- [Passage shown]
________________________
Main content
Emory after Ebola: Teachable moments

As Emory Healthcare’s treatment of Ebola patients made international headlines and prompted a meeting with President Obama, Ebola also became a topic in classes across the university. Shown here are students in the School of Nursing’s course on Complex Humanitarian Emergencies, which was revised to include a focus on the epidemic. Healthcare photos by Jack Kearse; class photos by Steve Ellwood.

When Emory students returned to campus in August for the start of the 2014-15 academic year, their arrival came only days after two historic departures: Kent Brantly and Nancy Writebol, the first patients with Ebola virus disease to be treated in the United States, had just been discharged from Emory University Hospital.

But Emory's impact on Ebola — and Ebola's impact on Emory — reaches far beyond the hospital walls.

As Emory experts continued to treat Ebola patients throughout the fall semester, they also consulted and shared protocols with health care providers around the world. Meanwhile, Ebola inspired a "teachable moment" in classes ranging from biology to business and epidemiology to ethics.

Now, six months into the university's Ebola experience, Emory is established as an international leader in clinical care and research related to the virus, while all nine schools that make up the university have joined together for an in-depth educational response.

"Emory is committed to knowledge in the service of humanity," says Sita Ranchod-Nilsson, director of Emory's Institute for Developing Nations, who is co-chairing a semester-long, multidisciplinary forum on Ebola that began Jan. 26. "Here we have an opportunity to cross disciplinary boundaries, and also boundaries that often separate professional fields, to address a health crisis in West Africa that has truly global implications for all of humanity."

From clinical care to classroom discussions, the university-wide response to Ebola "has allowed us to share who we are with the world," notes Provost Claire Sterk.

"We are a community that, yes, has the courage and expertise to respond to this epidemic across a broad range of disciplines, but more importantly, we are a community that cares."

Coming together as an intellectual community

In perhaps the broadest example of Emory's academic response to Ebola, the nine schools that make up the university are uniting this semester to offer an extensive forum to explore the impact of Ebola virus disease on public health, policy, law, ethics, government, development, religion and more. The Ebola Faculty and Community Forum runs through April 13.

"Emory has a wealth of expertise in health care but also in the liberal arts, and particularly in African studies," says Pamela Scully, director of the Center for Faculty Development and Excellence, assistant vice provost for academic innovation, and professor of African studies and women's, gender and sexuality studies.

Scully, whose scholarship includes studying Liberia, one of the countries hardest hit in the current epidemic, serves as co-chair of the forum with Ranchod-Nilsson and Deborah Bruner, Robert W. Woodruff Chair in Nursing.
________________________
- [Things to do]
1. In the article on Emory's response to Ebola, what date does the Ebola Faculty and Community Forum run through?
2. Repeat the Emory Ebola article word for word from "As Emory Healthcare’s" to "by Steve Ellwood.".

Stored data entries
________________________
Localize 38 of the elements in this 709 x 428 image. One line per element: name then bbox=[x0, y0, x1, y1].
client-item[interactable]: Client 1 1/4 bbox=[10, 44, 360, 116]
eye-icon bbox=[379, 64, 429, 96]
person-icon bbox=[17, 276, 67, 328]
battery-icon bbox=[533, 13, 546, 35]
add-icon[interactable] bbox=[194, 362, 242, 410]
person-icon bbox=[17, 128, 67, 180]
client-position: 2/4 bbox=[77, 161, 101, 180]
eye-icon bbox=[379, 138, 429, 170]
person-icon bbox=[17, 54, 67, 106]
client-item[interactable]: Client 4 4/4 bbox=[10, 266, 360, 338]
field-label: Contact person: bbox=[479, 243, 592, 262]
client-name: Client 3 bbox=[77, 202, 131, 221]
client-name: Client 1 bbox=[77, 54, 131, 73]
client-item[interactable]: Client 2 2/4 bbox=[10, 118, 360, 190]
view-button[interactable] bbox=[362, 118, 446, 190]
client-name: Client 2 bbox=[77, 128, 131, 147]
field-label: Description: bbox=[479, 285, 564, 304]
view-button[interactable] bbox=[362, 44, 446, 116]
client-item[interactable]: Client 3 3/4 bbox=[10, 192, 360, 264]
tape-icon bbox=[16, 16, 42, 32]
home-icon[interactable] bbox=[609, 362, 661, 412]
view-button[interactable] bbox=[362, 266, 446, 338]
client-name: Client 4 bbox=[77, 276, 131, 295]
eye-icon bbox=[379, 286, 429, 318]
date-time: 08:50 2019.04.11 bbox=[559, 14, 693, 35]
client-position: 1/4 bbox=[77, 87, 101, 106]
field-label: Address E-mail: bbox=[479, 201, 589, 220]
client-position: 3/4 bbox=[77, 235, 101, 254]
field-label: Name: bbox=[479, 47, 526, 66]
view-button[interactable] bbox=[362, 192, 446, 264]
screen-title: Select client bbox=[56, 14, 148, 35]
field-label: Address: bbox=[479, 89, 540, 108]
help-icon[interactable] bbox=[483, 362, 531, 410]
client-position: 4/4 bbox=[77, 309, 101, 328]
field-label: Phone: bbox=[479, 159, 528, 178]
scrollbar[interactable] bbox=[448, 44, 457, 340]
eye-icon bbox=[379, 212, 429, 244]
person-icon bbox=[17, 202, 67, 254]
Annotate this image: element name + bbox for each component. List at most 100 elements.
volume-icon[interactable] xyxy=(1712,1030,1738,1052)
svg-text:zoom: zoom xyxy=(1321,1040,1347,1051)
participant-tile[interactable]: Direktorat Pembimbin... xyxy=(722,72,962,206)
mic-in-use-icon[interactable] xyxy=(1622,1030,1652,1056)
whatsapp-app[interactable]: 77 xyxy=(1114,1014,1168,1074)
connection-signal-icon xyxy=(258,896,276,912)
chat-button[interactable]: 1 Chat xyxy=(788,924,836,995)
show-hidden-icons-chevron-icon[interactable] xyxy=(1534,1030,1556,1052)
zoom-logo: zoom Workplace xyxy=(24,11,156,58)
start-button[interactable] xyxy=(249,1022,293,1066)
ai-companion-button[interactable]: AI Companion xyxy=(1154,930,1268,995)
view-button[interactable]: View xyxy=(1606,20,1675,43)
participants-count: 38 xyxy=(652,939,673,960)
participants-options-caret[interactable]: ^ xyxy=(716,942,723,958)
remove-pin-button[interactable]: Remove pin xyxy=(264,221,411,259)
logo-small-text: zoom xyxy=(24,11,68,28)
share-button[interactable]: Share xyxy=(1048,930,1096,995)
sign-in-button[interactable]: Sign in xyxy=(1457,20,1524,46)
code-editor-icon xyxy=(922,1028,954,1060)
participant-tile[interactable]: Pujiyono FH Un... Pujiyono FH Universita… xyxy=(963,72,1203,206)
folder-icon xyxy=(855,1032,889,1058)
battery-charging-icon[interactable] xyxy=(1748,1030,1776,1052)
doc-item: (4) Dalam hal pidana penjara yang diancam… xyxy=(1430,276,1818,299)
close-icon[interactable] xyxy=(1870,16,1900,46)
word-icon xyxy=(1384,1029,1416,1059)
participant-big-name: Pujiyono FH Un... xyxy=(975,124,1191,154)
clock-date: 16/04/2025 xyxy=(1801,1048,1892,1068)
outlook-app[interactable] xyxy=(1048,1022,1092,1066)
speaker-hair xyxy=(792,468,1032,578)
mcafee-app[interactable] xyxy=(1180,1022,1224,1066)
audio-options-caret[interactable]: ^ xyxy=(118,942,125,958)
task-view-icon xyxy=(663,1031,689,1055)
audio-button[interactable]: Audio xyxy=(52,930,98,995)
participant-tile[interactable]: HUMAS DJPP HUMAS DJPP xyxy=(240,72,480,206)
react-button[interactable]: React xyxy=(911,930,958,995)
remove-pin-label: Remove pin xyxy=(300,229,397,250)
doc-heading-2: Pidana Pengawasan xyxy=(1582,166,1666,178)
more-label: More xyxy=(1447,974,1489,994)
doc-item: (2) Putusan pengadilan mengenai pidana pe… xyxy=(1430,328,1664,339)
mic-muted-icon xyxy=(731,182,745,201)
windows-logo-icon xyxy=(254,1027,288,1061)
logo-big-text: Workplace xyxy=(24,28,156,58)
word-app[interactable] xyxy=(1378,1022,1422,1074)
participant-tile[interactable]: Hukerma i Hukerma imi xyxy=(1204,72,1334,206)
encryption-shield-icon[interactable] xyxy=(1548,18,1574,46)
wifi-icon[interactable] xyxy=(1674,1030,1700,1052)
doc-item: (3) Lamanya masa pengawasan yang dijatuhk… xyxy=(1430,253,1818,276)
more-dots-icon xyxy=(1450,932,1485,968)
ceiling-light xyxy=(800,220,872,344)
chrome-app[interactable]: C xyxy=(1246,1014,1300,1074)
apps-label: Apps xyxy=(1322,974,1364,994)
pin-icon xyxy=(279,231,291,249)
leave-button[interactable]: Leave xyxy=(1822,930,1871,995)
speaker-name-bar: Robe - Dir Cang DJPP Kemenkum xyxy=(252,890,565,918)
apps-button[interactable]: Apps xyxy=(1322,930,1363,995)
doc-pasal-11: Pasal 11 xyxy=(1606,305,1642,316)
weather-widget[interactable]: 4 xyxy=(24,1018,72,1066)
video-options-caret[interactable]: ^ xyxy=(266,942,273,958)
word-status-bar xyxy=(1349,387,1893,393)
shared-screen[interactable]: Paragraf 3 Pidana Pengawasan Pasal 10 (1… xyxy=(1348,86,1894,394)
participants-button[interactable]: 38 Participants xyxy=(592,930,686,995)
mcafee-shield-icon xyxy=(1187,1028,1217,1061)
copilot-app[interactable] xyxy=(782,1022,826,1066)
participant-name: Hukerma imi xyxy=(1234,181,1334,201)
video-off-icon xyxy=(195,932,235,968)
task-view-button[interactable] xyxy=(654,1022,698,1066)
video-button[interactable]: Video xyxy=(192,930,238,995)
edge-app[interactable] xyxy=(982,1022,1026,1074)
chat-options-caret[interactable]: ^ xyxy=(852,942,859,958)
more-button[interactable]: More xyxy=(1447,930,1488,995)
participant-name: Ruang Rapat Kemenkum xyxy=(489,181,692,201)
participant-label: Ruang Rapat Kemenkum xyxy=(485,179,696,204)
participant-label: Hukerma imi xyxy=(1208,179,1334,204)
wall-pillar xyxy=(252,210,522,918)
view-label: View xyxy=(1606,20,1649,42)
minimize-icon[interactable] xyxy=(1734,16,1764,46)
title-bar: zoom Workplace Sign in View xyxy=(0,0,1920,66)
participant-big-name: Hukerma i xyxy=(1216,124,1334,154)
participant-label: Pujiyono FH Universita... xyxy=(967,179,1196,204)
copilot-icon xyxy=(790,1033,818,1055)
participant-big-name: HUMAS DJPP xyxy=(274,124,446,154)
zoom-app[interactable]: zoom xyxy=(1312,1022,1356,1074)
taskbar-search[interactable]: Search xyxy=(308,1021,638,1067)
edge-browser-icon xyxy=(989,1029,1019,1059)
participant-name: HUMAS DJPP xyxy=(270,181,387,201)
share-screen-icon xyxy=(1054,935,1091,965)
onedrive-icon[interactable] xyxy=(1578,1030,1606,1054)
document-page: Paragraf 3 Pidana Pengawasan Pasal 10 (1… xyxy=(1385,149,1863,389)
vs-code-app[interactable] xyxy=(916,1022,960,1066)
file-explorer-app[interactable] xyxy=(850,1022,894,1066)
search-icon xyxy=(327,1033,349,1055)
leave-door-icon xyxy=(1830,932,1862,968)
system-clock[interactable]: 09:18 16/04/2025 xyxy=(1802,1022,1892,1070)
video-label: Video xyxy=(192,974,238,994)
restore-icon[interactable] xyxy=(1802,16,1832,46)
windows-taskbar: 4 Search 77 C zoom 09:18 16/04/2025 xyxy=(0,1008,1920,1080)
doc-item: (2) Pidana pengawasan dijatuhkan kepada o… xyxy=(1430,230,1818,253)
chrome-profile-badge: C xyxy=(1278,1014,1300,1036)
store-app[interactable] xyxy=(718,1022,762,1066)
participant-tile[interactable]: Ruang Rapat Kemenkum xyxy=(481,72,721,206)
________________________
- [Solution list]
1. April 13.

2.
As Emory Healthcare’s treatment of Ebola patients made international headlines and prompted a meeting with President Obama, Ebola also became a topic in classes across the university. Shown here are students in the School of Nursing’s course on Complex Humanitarian Emergencies, which was revised to include a focus on the epidemic. Healthcare photos by Jack Kearse; class photos by Steve Ellwood.